Your goal
Determine how many lines below hold the string "Poisson". Reply with the number alone.

>> Start Information shown

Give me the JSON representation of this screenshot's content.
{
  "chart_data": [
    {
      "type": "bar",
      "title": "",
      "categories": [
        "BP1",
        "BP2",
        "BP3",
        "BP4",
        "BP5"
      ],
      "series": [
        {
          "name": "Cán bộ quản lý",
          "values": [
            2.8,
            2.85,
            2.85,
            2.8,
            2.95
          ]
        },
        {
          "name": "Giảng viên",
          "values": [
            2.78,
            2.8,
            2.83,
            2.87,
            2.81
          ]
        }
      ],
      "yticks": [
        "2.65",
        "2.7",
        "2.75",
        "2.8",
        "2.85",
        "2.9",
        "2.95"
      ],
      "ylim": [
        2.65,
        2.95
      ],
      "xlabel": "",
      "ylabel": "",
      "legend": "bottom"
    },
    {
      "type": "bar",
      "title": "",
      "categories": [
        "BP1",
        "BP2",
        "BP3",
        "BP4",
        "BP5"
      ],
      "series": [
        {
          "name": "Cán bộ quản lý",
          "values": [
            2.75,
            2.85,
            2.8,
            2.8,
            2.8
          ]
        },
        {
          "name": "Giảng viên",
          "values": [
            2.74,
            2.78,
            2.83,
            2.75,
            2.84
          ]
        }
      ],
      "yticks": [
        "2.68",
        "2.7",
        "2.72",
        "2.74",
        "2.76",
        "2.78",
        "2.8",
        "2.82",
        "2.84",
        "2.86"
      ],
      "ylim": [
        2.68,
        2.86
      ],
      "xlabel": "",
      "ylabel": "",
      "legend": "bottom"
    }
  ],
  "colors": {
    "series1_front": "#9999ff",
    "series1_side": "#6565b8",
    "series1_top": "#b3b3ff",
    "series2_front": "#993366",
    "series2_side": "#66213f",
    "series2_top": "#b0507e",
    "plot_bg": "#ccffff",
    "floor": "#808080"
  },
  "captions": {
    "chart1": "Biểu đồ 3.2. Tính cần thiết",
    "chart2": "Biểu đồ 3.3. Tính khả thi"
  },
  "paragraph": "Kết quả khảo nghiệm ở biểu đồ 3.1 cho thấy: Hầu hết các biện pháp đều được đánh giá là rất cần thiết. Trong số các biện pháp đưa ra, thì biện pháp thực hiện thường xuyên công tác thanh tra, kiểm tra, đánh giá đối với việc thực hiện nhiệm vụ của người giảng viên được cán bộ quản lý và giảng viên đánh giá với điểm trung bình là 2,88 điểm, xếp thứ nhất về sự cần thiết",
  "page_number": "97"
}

>> End Information shown
>> Start Information shown

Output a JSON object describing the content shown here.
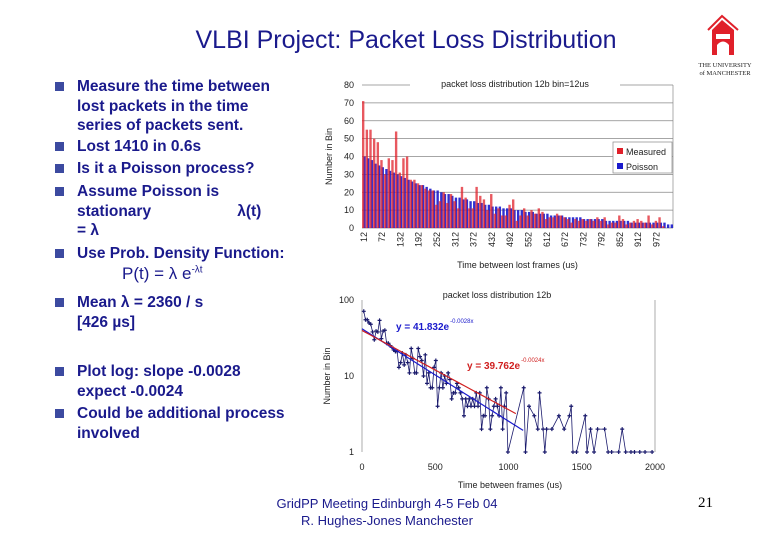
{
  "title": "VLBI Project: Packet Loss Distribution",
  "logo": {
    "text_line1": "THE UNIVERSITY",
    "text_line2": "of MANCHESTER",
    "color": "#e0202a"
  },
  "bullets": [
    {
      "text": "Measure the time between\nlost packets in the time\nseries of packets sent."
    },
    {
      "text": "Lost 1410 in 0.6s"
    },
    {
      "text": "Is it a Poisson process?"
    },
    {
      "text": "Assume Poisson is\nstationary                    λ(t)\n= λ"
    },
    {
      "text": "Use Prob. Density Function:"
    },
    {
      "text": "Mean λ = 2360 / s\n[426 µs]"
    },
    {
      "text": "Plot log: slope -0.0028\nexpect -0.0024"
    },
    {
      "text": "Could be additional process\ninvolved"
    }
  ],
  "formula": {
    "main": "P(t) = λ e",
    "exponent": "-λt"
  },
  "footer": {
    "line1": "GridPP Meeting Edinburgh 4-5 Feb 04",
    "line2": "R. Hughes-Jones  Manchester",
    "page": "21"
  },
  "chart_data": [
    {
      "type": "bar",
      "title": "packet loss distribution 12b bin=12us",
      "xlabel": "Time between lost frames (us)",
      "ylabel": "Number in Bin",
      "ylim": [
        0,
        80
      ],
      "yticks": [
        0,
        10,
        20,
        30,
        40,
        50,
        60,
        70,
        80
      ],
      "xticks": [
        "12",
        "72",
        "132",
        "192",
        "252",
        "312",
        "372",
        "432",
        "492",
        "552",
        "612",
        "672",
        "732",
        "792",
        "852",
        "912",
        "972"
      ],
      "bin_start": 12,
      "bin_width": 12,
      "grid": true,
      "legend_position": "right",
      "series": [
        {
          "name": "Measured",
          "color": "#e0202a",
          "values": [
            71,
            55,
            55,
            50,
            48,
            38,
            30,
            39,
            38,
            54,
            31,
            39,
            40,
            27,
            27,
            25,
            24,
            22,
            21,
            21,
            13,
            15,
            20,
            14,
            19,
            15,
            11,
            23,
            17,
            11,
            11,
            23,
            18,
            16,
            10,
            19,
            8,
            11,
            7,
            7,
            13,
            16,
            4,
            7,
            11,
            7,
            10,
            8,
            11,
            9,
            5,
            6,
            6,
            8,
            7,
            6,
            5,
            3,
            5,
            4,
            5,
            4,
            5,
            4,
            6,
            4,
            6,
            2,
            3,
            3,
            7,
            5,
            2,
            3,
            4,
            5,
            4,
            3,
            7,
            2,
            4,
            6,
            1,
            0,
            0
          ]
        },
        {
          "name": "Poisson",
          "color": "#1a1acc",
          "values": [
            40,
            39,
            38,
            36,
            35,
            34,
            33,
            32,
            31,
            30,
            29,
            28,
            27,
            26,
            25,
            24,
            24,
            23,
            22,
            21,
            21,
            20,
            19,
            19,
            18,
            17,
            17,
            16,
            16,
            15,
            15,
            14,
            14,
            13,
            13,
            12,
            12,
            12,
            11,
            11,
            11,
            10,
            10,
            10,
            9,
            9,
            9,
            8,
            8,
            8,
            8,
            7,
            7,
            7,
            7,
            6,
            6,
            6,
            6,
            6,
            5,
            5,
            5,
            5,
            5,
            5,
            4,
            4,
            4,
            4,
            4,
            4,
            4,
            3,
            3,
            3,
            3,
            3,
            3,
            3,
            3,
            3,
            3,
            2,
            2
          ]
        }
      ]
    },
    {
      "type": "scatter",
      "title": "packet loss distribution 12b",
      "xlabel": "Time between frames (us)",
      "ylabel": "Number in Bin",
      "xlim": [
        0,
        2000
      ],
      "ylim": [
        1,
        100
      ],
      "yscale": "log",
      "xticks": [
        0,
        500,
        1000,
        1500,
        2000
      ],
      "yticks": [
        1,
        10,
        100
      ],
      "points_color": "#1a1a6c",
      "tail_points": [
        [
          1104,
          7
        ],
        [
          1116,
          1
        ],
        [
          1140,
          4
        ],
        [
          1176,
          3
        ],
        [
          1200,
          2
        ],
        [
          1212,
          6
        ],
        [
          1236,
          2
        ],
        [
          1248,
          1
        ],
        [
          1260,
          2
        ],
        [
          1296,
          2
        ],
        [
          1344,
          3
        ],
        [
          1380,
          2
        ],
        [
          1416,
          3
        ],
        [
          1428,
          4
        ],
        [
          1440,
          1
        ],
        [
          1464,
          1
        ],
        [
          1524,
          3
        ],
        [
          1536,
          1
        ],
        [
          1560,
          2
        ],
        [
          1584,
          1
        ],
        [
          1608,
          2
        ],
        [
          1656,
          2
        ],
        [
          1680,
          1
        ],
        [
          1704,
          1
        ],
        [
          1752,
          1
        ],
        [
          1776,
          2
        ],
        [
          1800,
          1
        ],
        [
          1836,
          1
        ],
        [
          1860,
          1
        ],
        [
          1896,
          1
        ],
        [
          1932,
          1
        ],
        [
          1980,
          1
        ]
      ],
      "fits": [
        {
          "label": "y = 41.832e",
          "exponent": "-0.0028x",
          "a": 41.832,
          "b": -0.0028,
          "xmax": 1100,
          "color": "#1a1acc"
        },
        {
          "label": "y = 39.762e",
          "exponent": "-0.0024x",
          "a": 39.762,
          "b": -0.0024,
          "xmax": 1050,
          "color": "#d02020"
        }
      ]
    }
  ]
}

>> End Information shown

Result of the task
3